**Exercise data:**
● ● ●

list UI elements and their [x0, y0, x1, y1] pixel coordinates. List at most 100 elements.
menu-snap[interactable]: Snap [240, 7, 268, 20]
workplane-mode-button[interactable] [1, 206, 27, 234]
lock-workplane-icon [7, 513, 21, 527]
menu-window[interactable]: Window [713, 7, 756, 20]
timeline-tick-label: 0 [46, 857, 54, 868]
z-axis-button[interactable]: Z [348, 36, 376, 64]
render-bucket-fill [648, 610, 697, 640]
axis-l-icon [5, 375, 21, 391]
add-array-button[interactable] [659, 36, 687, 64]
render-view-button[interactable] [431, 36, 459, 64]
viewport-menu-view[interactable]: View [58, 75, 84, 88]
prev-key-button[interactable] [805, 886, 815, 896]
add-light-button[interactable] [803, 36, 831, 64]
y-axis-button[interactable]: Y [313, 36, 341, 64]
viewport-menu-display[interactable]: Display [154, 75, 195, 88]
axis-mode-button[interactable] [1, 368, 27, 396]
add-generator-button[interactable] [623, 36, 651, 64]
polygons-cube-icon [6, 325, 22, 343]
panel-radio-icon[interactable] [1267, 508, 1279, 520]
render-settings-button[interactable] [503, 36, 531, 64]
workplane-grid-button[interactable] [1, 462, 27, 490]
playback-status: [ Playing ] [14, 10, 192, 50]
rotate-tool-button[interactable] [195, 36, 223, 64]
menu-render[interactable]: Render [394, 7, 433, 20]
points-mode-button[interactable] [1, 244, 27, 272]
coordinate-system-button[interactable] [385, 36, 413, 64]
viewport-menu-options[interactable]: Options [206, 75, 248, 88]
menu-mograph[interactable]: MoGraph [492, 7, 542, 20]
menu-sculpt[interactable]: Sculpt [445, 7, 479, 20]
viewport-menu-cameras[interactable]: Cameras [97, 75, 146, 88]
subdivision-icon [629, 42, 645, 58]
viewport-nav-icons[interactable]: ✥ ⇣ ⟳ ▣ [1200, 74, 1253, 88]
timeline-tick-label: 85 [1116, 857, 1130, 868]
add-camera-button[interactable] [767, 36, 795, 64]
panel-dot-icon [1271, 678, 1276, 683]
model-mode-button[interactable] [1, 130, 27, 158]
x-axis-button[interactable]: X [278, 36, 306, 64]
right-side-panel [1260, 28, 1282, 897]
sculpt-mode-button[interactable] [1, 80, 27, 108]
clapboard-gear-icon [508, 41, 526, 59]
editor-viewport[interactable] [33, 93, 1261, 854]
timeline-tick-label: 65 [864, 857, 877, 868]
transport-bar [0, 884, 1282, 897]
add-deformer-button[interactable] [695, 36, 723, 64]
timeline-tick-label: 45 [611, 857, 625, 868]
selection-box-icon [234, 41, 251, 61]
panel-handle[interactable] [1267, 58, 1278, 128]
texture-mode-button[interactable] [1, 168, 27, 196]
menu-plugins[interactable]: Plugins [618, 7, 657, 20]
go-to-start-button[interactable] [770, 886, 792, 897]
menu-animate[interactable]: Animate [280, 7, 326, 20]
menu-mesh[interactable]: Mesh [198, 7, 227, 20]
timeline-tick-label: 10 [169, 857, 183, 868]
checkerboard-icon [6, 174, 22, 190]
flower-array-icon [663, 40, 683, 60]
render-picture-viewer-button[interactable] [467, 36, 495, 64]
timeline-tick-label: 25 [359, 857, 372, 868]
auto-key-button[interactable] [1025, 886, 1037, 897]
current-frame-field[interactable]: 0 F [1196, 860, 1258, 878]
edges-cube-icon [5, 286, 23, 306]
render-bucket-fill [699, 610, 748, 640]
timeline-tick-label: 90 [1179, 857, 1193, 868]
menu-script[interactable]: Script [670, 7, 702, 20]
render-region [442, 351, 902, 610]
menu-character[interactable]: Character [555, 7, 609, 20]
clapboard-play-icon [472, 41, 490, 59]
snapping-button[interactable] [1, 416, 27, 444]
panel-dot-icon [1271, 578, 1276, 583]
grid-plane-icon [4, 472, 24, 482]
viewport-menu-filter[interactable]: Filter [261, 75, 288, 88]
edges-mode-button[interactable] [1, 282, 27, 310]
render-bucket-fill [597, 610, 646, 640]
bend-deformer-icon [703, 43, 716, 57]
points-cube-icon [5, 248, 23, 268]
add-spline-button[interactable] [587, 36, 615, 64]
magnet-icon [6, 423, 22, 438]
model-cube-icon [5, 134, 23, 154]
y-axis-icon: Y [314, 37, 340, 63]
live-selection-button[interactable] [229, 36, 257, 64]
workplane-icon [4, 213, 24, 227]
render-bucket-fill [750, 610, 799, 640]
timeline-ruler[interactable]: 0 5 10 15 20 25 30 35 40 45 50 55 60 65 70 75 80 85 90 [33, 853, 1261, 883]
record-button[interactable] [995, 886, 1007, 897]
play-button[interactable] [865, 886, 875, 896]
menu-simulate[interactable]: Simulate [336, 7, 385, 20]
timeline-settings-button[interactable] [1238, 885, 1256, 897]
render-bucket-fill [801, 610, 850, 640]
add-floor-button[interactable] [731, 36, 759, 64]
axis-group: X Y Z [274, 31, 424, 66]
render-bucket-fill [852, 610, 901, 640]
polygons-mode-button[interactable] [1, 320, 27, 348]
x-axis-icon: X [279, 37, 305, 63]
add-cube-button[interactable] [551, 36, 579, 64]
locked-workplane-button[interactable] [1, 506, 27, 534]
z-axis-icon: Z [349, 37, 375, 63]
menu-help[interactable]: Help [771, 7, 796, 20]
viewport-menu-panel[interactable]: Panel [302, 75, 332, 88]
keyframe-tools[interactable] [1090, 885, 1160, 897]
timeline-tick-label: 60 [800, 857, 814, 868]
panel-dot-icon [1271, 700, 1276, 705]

● ● ●

**What is expected:**
Write out every one of the rows above word for word, with no changes.

**The completed task:**
list UI elements and their [x0, y0, x1, y1] pixel coordinates. List at most 100 elements.
menu-snap[interactable]: Snap [240, 7, 268, 20]
workplane-mode-button[interactable] [1, 206, 27, 234]
lock-workplane-icon [7, 513, 21, 527]
menu-window[interactable]: Window [713, 7, 756, 20]
timeline-tick-label: 0 [46, 857, 54, 868]
z-axis-button[interactable]: Z [348, 36, 376, 64]
render-bucket-fill [648, 610, 697, 640]
axis-l-icon [5, 375, 21, 391]
add-array-button[interactable] [659, 36, 687, 64]
render-view-button[interactable] [431, 36, 459, 64]
viewport-menu-view[interactable]: View [58, 75, 84, 88]
prev-key-button[interactable] [805, 886, 815, 896]
add-light-button[interactable] [803, 36, 831, 64]
y-axis-button[interactable]: Y [313, 36, 341, 64]
viewport-menu-display[interactable]: Display [154, 75, 195, 88]
axis-mode-button[interactable] [1, 368, 27, 396]
add-generator-button[interactable] [623, 36, 651, 64]
polygons-cube-icon [6, 325, 22, 343]
panel-radio-icon[interactable] [1267, 508, 1279, 520]
render-settings-button[interactable] [503, 36, 531, 64]
workplane-grid-button[interactable] [1, 462, 27, 490]
playback-status: [ Playing ] [14, 10, 192, 50]
rotate-tool-button[interactable] [195, 36, 223, 64]
menu-render[interactable]: Render [394, 7, 433, 20]
points-mode-button[interactable] [1, 244, 27, 272]
coordinate-system-button[interactable] [385, 36, 413, 64]
viewport-menu-options[interactable]: Options [206, 75, 248, 88]
menu-mograph[interactable]: MoGraph [492, 7, 542, 20]
menu-sculpt[interactable]: Sculpt [445, 7, 479, 20]
viewport-menu-cameras[interactable]: Cameras [97, 75, 146, 88]
subdivision-icon [629, 42, 645, 58]
viewport-nav-icons[interactable]: ✥ ⇣ ⟳ ▣ [1200, 74, 1253, 88]
timeline-tick-label: 85 [1116, 857, 1130, 868]
add-camera-button[interactable] [767, 36, 795, 64]
panel-dot-icon [1271, 678, 1276, 683]
model-mode-button[interactable] [1, 130, 27, 158]
x-axis-button[interactable]: X [278, 36, 306, 64]
right-side-panel [1260, 28, 1282, 897]
sculpt-mode-button[interactable] [1, 80, 27, 108]
clapboard-gear-icon [508, 41, 526, 59]
editor-viewport[interactable] [33, 93, 1261, 854]
timeline-tick-label: 65 [864, 857, 877, 868]
transport-bar [0, 884, 1282, 897]
add-deformer-button[interactable] [695, 36, 723, 64]
timeline-tick-label: 45 [611, 857, 625, 868]
selection-box-icon [234, 41, 251, 61]
panel-handle[interactable] [1267, 58, 1278, 128]
texture-mode-button[interactable] [1, 168, 27, 196]
menu-plugins[interactable]: Plugins [618, 7, 657, 20]
go-to-start-button[interactable] [770, 886, 792, 897]
menu-animate[interactable]: Animate [280, 7, 326, 20]
menu-mesh[interactable]: Mesh [198, 7, 227, 20]
timeline-tick-label: 10 [169, 857, 183, 868]
checkerboard-icon [6, 174, 22, 190]
flower-array-icon [663, 40, 683, 60]
render-picture-viewer-button[interactable] [467, 36, 495, 64]
timeline-tick-label: 25 [359, 857, 372, 868]
auto-key-button[interactable] [1025, 886, 1037, 897]
current-frame-field[interactable]: 0 F [1196, 860, 1258, 878]
edges-cube-icon [5, 286, 23, 306]
render-bucket-fill [699, 610, 748, 640]
timeline-tick-label: 90 [1179, 857, 1193, 868]
menu-script[interactable]: Script [670, 7, 702, 20]
render-region [442, 351, 902, 610]
menu-character[interactable]: Character [555, 7, 609, 20]
clapboard-play-icon [472, 41, 490, 59]
snapping-button[interactable] [1, 416, 27, 444]
panel-dot-icon [1271, 578, 1276, 583]
grid-plane-icon [4, 472, 24, 482]
viewport-menu-filter[interactable]: Filter [261, 75, 288, 88]
edges-mode-button[interactable] [1, 282, 27, 310]
render-bucket-fill [597, 610, 646, 640]
bend-deformer-icon [703, 43, 716, 57]
points-cube-icon [5, 248, 23, 268]
add-spline-button[interactable] [587, 36, 615, 64]
magnet-icon [6, 423, 22, 438]
model-cube-icon [5, 134, 23, 154]
y-axis-icon: Y [314, 37, 340, 63]
live-selection-button[interactable] [229, 36, 257, 64]
workplane-icon [4, 213, 24, 227]
render-bucket-fill [750, 610, 799, 640]
timeline-ruler[interactable]: 0 5 10 15 20 25 30 35 40 45 50 55 60 65 70 75 80 85 90 [33, 853, 1261, 883]
record-button[interactable] [995, 886, 1007, 897]
play-button[interactable] [865, 886, 875, 896]
menu-simulate[interactable]: Simulate [336, 7, 385, 20]
timeline-settings-button[interactable] [1238, 885, 1256, 897]
render-bucket-fill [801, 610, 850, 640]
add-floor-button[interactable] [731, 36, 759, 64]
axis-group: X Y Z [274, 31, 424, 66]
render-bucket-fill [852, 610, 901, 640]
polygons-mode-button[interactable] [1, 320, 27, 348]
x-axis-icon: X [279, 37, 305, 63]
add-cube-button[interactable] [551, 36, 579, 64]
locked-workplane-button[interactable] [1, 506, 27, 534]
z-axis-icon: Z [349, 37, 375, 63]
menu-help[interactable]: Help [771, 7, 796, 20]
viewport-menu-panel[interactable]: Panel [302, 75, 332, 88]
keyframe-tools[interactable] [1090, 885, 1160, 897]
timeline-tick-label: 60 [800, 857, 814, 868]
panel-dot-icon [1271, 700, 1276, 705]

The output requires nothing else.